BEGIN TASK DATA

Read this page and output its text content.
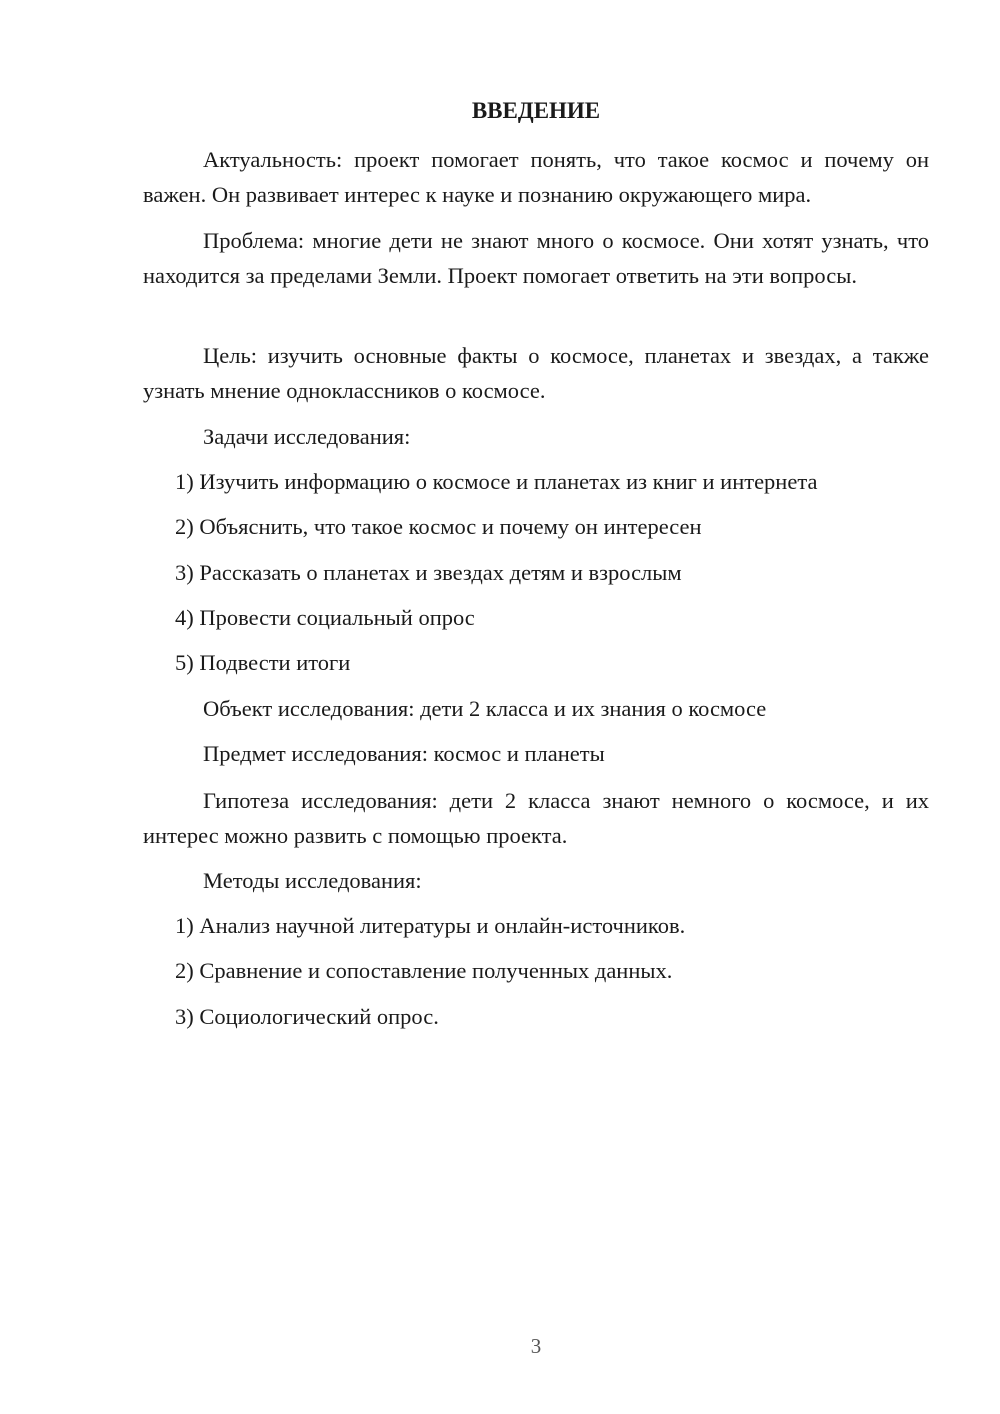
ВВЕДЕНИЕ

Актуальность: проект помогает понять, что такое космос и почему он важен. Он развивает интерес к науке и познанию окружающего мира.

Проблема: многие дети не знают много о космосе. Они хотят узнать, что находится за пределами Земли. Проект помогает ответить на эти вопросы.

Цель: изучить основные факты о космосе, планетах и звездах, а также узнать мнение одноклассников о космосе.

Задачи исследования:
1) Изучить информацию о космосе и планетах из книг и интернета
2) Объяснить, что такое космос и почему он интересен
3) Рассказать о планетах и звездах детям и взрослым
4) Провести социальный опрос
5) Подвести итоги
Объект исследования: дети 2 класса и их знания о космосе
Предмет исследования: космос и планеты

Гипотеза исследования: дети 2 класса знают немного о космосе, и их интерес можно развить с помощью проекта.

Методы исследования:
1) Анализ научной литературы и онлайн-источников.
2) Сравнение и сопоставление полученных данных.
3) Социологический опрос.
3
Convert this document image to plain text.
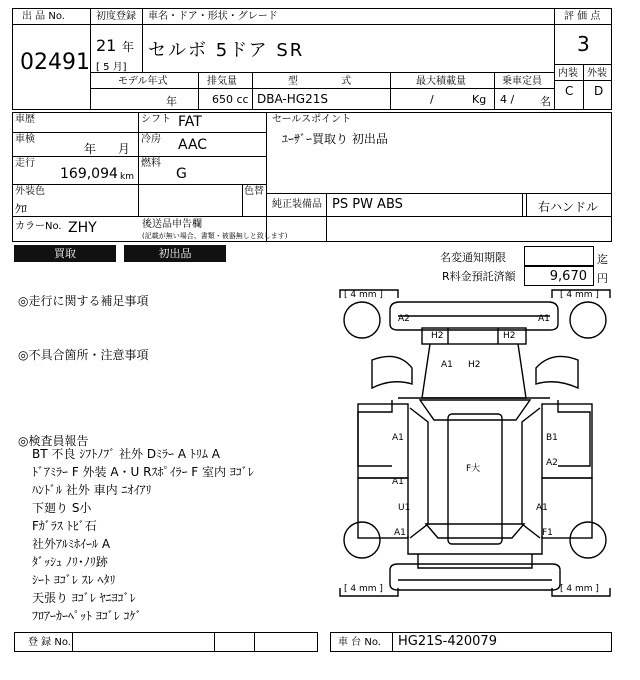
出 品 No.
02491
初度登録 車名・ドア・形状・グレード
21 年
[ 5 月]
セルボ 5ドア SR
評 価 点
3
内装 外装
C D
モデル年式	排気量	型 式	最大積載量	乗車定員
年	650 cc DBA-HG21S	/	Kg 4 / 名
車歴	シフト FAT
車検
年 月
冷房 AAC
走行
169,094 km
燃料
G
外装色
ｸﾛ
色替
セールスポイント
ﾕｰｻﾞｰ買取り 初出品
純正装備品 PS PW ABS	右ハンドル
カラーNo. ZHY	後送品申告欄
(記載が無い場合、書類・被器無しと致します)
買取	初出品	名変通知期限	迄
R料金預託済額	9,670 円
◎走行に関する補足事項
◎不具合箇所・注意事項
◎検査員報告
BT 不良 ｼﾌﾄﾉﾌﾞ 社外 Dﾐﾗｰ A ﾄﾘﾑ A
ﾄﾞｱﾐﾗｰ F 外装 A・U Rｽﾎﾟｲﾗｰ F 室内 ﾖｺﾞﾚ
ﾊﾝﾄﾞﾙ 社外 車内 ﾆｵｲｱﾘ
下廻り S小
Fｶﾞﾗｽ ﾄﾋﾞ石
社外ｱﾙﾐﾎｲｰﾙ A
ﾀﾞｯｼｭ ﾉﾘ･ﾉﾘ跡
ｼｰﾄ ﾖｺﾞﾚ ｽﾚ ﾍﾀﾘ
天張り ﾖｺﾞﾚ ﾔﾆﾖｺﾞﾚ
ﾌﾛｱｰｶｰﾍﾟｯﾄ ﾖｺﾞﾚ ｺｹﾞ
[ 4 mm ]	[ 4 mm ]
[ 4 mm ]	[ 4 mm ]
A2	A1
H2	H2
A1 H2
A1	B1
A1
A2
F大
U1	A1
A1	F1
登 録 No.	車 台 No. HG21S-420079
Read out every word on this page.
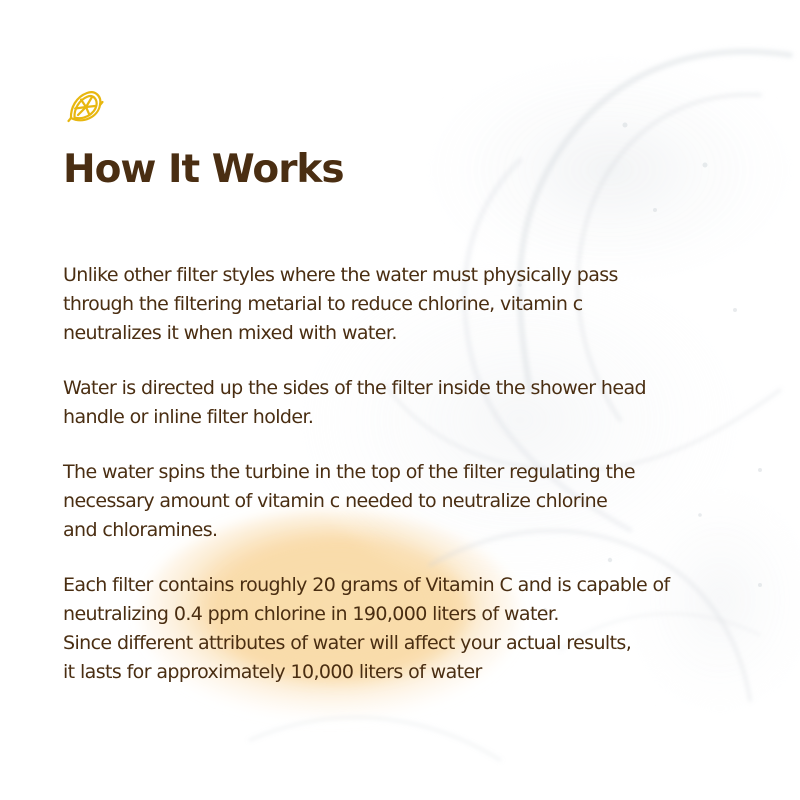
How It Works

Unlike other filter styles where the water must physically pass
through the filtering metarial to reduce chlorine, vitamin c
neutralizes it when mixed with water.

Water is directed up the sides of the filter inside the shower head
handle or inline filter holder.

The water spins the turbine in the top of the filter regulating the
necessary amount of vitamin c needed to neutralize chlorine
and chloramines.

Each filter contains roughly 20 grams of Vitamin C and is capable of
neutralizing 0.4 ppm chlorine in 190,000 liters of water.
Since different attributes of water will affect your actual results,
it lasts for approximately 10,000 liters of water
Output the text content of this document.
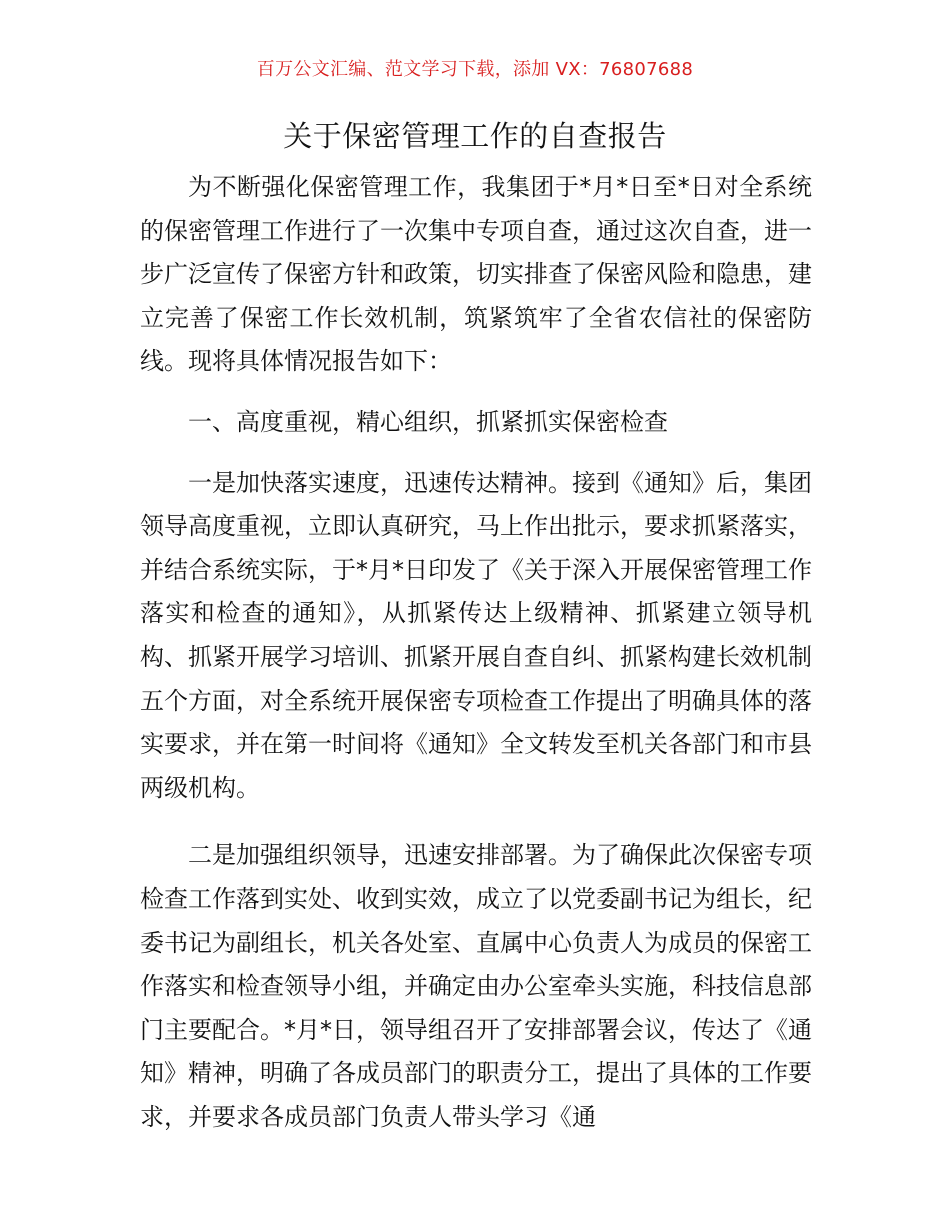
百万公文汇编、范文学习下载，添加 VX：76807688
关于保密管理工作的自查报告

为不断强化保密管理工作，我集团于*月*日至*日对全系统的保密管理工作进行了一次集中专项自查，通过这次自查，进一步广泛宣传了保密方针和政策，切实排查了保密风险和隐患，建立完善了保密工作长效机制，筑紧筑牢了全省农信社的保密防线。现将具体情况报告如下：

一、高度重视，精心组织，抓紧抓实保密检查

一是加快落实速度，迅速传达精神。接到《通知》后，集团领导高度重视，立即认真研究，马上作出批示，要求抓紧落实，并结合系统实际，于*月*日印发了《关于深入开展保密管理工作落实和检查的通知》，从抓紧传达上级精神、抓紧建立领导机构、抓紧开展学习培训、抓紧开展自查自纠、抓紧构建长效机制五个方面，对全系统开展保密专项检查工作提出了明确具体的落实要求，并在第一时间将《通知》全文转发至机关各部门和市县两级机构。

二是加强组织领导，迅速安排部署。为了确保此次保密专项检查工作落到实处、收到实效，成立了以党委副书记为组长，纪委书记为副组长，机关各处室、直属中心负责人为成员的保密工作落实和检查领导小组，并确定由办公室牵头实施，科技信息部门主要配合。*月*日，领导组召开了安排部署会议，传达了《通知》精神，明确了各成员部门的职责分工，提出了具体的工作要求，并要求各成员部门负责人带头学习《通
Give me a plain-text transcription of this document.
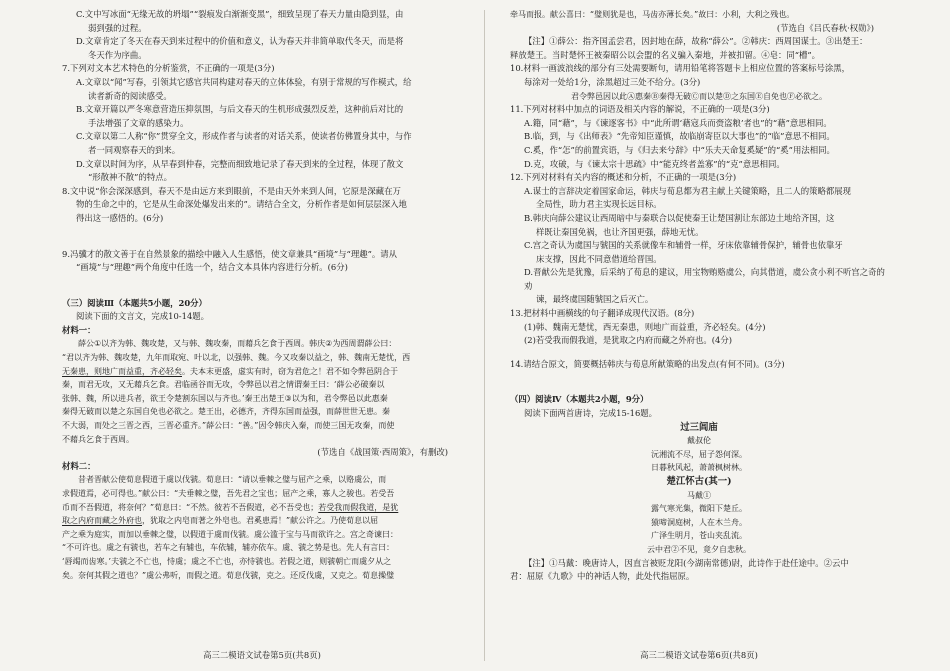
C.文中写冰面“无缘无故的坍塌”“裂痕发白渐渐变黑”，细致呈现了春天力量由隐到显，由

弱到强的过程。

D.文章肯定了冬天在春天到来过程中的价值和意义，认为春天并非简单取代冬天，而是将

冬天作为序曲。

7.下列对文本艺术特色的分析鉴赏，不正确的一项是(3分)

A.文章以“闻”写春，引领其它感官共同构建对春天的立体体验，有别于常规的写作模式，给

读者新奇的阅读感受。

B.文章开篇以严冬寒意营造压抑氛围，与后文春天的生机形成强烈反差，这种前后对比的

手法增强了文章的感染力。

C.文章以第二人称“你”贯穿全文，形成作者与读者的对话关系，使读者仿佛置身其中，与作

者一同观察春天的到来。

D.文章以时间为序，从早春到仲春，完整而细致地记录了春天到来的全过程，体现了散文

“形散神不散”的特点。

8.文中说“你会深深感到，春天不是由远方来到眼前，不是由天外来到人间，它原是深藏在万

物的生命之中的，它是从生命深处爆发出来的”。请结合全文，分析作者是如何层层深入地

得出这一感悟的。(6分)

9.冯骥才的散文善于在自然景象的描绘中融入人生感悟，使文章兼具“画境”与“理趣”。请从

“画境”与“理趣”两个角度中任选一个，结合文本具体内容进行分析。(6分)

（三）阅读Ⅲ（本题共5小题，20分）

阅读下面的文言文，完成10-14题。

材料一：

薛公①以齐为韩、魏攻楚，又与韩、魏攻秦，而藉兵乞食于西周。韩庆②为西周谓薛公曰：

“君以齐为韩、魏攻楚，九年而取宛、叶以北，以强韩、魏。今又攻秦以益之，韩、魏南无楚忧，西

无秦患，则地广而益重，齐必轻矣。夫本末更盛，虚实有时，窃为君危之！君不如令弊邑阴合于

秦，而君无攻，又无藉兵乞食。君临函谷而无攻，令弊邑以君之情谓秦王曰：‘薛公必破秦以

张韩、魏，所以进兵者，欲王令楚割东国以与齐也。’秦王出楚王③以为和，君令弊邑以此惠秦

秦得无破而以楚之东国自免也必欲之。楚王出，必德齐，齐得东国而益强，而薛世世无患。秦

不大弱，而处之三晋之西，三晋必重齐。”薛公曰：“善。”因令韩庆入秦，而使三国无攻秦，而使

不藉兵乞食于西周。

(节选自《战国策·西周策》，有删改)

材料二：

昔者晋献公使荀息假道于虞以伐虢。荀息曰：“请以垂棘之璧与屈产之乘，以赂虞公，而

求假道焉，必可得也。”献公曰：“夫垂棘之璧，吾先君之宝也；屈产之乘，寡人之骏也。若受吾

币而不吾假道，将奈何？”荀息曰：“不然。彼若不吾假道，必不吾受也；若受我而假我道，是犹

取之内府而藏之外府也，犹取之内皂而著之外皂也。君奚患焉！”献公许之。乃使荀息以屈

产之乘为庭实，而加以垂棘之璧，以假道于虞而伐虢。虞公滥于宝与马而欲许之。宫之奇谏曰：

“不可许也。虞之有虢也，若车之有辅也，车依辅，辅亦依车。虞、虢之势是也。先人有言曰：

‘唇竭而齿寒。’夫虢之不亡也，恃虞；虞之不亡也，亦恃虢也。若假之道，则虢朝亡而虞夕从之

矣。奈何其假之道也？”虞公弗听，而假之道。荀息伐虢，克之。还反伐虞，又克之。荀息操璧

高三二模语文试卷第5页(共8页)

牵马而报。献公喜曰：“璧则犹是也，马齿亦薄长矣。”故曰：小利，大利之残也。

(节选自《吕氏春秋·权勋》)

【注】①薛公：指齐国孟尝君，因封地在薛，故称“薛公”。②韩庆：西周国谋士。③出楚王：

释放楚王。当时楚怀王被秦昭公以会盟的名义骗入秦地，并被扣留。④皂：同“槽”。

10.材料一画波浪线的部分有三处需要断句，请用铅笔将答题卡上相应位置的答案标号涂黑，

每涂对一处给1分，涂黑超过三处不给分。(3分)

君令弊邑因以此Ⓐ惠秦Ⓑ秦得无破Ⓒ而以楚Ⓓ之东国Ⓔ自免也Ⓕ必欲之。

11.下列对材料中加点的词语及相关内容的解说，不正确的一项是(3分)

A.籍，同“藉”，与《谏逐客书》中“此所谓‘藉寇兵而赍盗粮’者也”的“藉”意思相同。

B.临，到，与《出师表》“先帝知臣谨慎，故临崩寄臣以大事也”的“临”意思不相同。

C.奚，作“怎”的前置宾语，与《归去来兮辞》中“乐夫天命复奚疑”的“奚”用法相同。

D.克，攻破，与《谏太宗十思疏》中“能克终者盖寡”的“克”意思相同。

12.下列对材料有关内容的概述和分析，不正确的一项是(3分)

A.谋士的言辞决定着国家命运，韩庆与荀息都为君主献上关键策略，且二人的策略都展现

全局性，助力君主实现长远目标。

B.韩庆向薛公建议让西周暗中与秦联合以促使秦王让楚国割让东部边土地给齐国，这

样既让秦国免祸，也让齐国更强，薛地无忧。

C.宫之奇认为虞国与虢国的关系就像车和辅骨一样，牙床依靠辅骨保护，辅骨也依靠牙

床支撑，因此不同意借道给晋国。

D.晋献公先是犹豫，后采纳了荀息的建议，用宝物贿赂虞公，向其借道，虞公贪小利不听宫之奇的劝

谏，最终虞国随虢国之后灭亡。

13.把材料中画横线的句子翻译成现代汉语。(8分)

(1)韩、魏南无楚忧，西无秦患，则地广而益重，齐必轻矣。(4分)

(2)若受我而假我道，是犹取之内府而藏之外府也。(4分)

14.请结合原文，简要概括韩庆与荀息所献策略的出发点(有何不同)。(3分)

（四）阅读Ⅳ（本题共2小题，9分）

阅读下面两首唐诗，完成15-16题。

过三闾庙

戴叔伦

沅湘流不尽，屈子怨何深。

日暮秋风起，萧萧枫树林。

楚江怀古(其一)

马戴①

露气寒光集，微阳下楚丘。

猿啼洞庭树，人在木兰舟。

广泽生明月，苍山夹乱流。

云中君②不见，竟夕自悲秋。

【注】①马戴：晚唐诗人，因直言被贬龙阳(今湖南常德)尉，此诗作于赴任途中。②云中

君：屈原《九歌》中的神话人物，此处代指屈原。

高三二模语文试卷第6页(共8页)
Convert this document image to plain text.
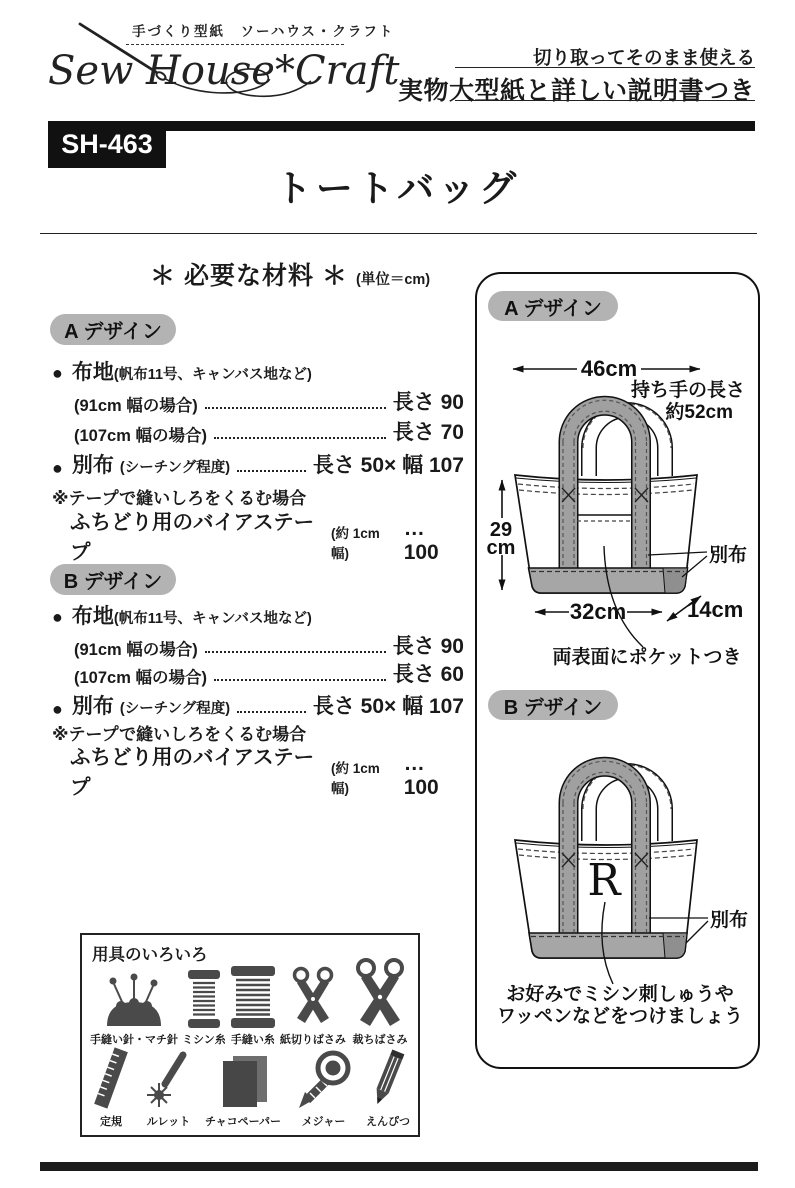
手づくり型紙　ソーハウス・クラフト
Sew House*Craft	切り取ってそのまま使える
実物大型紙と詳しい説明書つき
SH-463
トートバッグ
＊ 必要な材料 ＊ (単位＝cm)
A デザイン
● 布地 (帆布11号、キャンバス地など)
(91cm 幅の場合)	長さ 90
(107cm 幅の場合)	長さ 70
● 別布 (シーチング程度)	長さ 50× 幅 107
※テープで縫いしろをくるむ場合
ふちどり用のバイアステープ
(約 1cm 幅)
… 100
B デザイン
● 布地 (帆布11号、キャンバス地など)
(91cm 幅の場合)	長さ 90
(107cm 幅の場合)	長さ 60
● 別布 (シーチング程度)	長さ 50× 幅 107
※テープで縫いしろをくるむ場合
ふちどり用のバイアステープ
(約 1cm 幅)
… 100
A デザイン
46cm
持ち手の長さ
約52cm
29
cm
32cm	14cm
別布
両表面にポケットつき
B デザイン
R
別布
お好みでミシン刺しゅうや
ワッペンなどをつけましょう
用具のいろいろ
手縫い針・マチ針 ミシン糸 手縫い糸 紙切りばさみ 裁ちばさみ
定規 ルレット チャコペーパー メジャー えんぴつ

END TASK DATA

▸ **PROBLEM TO SOLVE**
Find every line that has "почему" in it, then return those lines.

▸ **ANSWER IN FULL**
Актуальность: проект помогает понять, что такое космос и почему он важен. Он развивает интерес к науке и познанию окружающего мира.
2) Объяснить, что такое космос и почему он интересен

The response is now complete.